[START INFORMATION SHOWN]

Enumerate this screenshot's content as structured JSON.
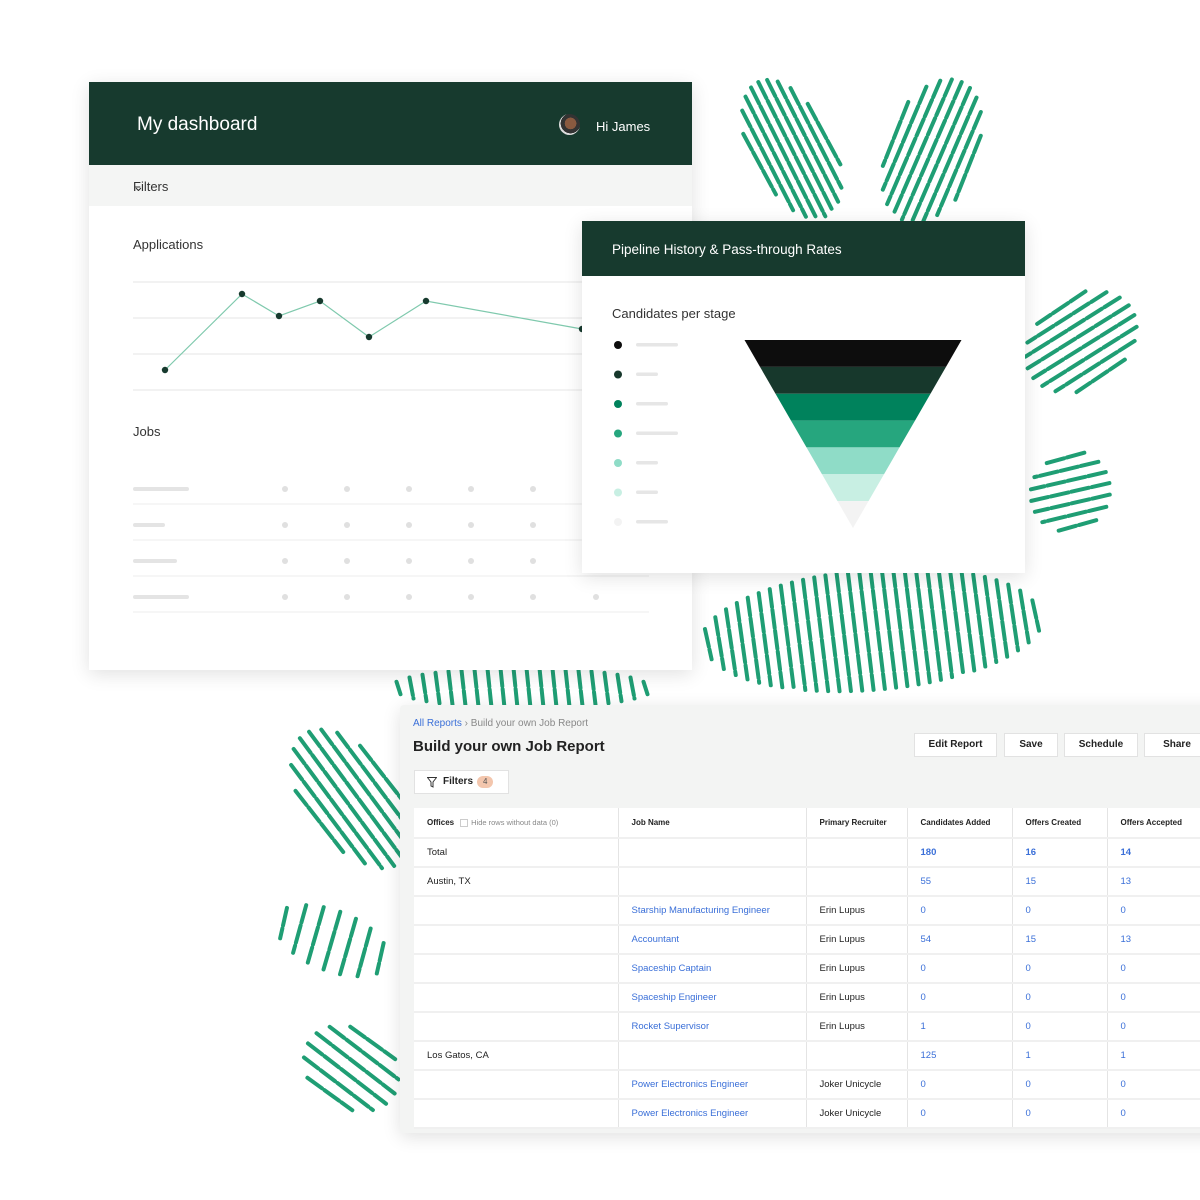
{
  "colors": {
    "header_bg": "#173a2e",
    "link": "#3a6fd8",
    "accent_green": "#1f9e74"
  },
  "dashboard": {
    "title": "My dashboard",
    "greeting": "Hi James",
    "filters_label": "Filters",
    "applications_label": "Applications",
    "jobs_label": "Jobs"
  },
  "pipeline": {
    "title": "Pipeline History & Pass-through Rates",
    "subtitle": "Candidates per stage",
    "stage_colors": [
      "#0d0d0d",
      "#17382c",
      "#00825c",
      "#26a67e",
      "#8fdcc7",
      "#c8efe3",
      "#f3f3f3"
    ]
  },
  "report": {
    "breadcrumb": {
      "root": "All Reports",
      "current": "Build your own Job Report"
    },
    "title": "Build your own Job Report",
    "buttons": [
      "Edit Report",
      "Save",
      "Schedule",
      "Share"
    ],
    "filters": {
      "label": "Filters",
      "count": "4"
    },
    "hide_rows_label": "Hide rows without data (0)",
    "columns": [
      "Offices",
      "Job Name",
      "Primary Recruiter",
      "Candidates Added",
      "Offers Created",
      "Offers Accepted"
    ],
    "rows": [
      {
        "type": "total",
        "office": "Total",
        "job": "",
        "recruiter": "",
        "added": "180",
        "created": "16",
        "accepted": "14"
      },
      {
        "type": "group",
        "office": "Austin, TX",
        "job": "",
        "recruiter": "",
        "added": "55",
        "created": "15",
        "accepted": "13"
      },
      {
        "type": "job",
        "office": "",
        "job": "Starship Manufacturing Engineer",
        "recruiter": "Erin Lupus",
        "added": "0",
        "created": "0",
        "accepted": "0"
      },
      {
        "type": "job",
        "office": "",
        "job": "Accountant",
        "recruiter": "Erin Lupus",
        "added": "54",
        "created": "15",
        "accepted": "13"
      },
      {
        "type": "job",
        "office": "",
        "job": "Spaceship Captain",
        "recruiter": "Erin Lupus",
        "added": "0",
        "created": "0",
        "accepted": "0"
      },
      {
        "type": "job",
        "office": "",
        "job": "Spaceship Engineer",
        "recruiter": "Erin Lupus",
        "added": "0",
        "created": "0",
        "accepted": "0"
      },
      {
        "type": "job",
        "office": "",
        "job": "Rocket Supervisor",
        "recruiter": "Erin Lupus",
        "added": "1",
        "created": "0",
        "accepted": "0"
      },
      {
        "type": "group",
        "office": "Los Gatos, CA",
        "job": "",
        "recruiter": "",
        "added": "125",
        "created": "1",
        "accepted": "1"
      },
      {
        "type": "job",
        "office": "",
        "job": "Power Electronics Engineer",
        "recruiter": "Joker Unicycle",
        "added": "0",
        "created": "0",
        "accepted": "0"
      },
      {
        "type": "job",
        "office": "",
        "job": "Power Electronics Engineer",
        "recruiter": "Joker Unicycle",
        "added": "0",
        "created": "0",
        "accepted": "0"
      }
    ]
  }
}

[END INFORMATION SHOWN]

*SET EXERCISE*: Transcribe the material exactly, keeping every word and none of the pictures.

*COMPLETED TASK*:
Enumerate this screenshot's content as structured JSON.
{
  "colors": {
    "header_bg": "#173a2e",
    "link": "#3a6fd8",
    "accent_green": "#1f9e74"
  },
  "dashboard": {
    "title": "My dashboard",
    "greeting": "Hi James",
    "filters_label": "Filters",
    "applications_label": "Applications",
    "jobs_label": "Jobs"
  },
  "pipeline": {
    "title": "Pipeline History & Pass-through Rates",
    "subtitle": "Candidates per stage",
    "stage_colors": [
      "#0d0d0d",
      "#17382c",
      "#00825c",
      "#26a67e",
      "#8fdcc7",
      "#c8efe3",
      "#f3f3f3"
    ]
  },
  "report": {
    "breadcrumb": {
      "root": "All Reports",
      "current": "Build your own Job Report"
    },
    "title": "Build your own Job Report",
    "buttons": [
      "Edit Report",
      "Save",
      "Schedule",
      "Share"
    ],
    "filters": {
      "label": "Filters",
      "count": "4"
    },
    "hide_rows_label": "Hide rows without data (0)",
    "columns": [
      "Offices",
      "Job Name",
      "Primary Recruiter",
      "Candidates Added",
      "Offers Created",
      "Offers Accepted"
    ],
    "rows": [
      {
        "type": "total",
        "office": "Total",
        "job": "",
        "recruiter": "",
        "added": "180",
        "created": "16",
        "accepted": "14"
      },
      {
        "type": "group",
        "office": "Austin, TX",
        "job": "",
        "recruiter": "",
        "added": "55",
        "created": "15",
        "accepted": "13"
      },
      {
        "type": "job",
        "office": "",
        "job": "Starship Manufacturing Engineer",
        "recruiter": "Erin Lupus",
        "added": "0",
        "created": "0",
        "accepted": "0"
      },
      {
        "type": "job",
        "office": "",
        "job": "Accountant",
        "recruiter": "Erin Lupus",
        "added": "54",
        "created": "15",
        "accepted": "13"
      },
      {
        "type": "job",
        "office": "",
        "job": "Spaceship Captain",
        "recruiter": "Erin Lupus",
        "added": "0",
        "created": "0",
        "accepted": "0"
      },
      {
        "type": "job",
        "office": "",
        "job": "Spaceship Engineer",
        "recruiter": "Erin Lupus",
        "added": "0",
        "created": "0",
        "accepted": "0"
      },
      {
        "type": "job",
        "office": "",
        "job": "Rocket Supervisor",
        "recruiter": "Erin Lupus",
        "added": "1",
        "created": "0",
        "accepted": "0"
      },
      {
        "type": "group",
        "office": "Los Gatos, CA",
        "job": "",
        "recruiter": "",
        "added": "125",
        "created": "1",
        "accepted": "1"
      },
      {
        "type": "job",
        "office": "",
        "job": "Power Electronics Engineer",
        "recruiter": "Joker Unicycle",
        "added": "0",
        "created": "0",
        "accepted": "0"
      },
      {
        "type": "job",
        "office": "",
        "job": "Power Electronics Engineer",
        "recruiter": "Joker Unicycle",
        "added": "0",
        "created": "0",
        "accepted": "0"
      }
    ]
  }
}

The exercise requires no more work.